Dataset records
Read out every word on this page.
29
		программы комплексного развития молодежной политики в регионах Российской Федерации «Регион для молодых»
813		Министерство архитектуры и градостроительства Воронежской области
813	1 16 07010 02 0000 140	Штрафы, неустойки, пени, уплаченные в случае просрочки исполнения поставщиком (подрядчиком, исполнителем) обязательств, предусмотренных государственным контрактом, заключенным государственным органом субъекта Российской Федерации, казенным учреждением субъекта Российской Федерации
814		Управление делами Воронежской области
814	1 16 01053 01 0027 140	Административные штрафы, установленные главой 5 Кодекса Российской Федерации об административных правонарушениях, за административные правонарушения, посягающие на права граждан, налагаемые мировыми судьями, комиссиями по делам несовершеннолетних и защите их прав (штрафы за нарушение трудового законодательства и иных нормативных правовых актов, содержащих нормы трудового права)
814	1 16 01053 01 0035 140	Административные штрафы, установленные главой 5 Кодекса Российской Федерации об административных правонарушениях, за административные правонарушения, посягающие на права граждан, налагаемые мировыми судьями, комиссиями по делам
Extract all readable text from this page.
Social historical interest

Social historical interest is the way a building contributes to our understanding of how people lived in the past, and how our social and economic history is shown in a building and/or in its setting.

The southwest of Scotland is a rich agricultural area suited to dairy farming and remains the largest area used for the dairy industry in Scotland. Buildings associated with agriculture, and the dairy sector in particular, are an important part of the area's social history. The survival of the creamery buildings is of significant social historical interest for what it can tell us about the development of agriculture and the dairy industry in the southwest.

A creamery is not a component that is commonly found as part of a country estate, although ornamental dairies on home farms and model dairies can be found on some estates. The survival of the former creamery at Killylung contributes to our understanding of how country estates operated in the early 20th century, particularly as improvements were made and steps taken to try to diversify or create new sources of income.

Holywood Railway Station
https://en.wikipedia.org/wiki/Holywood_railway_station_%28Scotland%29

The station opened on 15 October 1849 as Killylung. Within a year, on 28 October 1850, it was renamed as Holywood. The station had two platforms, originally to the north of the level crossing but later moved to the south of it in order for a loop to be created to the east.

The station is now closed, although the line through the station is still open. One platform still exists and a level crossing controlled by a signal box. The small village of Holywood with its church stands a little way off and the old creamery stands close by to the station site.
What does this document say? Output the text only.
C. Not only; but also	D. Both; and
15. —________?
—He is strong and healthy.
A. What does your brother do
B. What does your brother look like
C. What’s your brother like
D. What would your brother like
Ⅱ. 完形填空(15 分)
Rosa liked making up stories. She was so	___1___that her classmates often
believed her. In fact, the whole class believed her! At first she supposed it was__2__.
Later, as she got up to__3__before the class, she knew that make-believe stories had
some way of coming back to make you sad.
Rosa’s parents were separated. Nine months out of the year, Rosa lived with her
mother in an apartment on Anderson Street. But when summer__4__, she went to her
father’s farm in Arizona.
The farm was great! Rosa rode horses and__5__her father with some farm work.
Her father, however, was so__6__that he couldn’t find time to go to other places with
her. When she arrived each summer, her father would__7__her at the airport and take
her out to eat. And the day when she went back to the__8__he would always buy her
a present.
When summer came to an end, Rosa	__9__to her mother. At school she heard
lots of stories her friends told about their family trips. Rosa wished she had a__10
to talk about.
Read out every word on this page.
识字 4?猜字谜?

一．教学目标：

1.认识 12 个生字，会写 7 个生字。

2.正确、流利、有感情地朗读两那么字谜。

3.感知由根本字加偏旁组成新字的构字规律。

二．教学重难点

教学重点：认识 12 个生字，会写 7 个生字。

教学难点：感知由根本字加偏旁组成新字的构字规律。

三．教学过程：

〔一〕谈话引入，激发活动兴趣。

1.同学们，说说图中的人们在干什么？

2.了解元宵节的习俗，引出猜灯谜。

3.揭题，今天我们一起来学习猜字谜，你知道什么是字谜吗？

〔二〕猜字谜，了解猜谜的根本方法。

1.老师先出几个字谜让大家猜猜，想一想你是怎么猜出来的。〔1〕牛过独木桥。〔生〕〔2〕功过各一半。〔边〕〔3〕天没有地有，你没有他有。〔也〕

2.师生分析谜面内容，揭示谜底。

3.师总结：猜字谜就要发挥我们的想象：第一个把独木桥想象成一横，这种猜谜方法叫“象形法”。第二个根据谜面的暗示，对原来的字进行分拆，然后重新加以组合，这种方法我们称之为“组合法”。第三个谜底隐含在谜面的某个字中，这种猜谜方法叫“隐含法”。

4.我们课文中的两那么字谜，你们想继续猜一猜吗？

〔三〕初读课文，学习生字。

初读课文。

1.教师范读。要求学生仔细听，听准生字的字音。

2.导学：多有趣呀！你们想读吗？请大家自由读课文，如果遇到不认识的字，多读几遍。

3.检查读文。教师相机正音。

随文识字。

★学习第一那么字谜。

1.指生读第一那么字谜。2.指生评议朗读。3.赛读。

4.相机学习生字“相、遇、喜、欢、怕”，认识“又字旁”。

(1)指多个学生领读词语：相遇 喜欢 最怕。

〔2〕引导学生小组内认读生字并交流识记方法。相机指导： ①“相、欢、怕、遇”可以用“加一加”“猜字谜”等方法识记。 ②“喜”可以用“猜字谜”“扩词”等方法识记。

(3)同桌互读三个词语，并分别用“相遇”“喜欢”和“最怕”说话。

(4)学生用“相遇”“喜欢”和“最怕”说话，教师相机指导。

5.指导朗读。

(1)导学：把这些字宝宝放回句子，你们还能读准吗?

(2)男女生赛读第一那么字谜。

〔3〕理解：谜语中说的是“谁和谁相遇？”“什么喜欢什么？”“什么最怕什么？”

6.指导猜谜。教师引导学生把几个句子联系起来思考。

The problem. Point out every line holding the string "административные" and copy it.

Output.
814	1 16 01053 01 0027 140	Административные штрафы, установленные главой 5 Кодекса Российской Федерации об административных правонарушениях, за административные правонарушения, посягающие на права граждан, налагаемые мировыми судьями, комиссиями по делам несовершеннолетних и защите их прав (штрафы за нарушение трудового законодательства и иных нормативных правовых актов, содержащих нормы трудового права)
814	1 16 01053 01 0035 140	Административные штрафы, установленные главой 5 Кодекса Российской Федерации об административных правонарушениях, за административные правонарушения, посягающие на права граждан, налагаемые мировыми судьями, комиссиями по делам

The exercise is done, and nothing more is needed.